--- EXERCISE MATERIALS ---
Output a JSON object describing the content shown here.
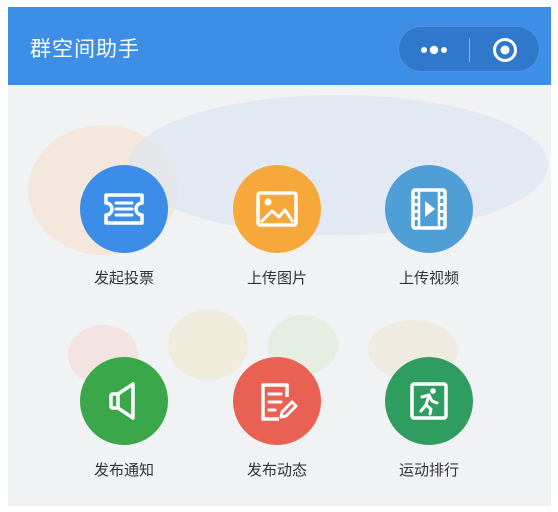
{
  "header": {
    "title": "群空间助手",
    "more_icon": "more-dots-icon",
    "close_icon": "target-close-icon"
  },
  "colors": {
    "header_bg": "#3d8ee6",
    "capsule_bg": "#2f78cc",
    "vote": "#3c8de8",
    "image": "#f6a83a",
    "video": "#4f9ed6",
    "notice": "#3aa84a",
    "post": "#e86152",
    "steps": "#2f9d5f"
  },
  "actions": [
    {
      "label": "发起投票",
      "icon": "vote-ticket-icon"
    },
    {
      "label": "上传图片",
      "icon": "image-icon"
    },
    {
      "label": "上传视频",
      "icon": "video-film-icon"
    },
    {
      "label": "发布通知",
      "icon": "speaker-icon"
    },
    {
      "label": "发布动态",
      "icon": "edit-note-icon"
    },
    {
      "label": "运动排行",
      "icon": "running-man-icon"
    }
  ]
}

--- WHAT IS ASKED ---
Make an exact copy of all the material, but keep the pictures out of it.

--- PROBLEM SOLUTION ---
Output a JSON object describing the content shown here.
{
  "header": {
    "title": "群空间助手",
    "more_icon": "more-dots-icon",
    "close_icon": "target-close-icon"
  },
  "colors": {
    "header_bg": "#3d8ee6",
    "capsule_bg": "#2f78cc",
    "vote": "#3c8de8",
    "image": "#f6a83a",
    "video": "#4f9ed6",
    "notice": "#3aa84a",
    "post": "#e86152",
    "steps": "#2f9d5f"
  },
  "actions": [
    {
      "label": "发起投票",
      "icon": "vote-ticket-icon"
    },
    {
      "label": "上传图片",
      "icon": "image-icon"
    },
    {
      "label": "上传视频",
      "icon": "video-film-icon"
    },
    {
      "label": "发布通知",
      "icon": "speaker-icon"
    },
    {
      "label": "发布动态",
      "icon": "edit-note-icon"
    },
    {
      "label": "运动排行",
      "icon": "running-man-icon"
    }
  ]
}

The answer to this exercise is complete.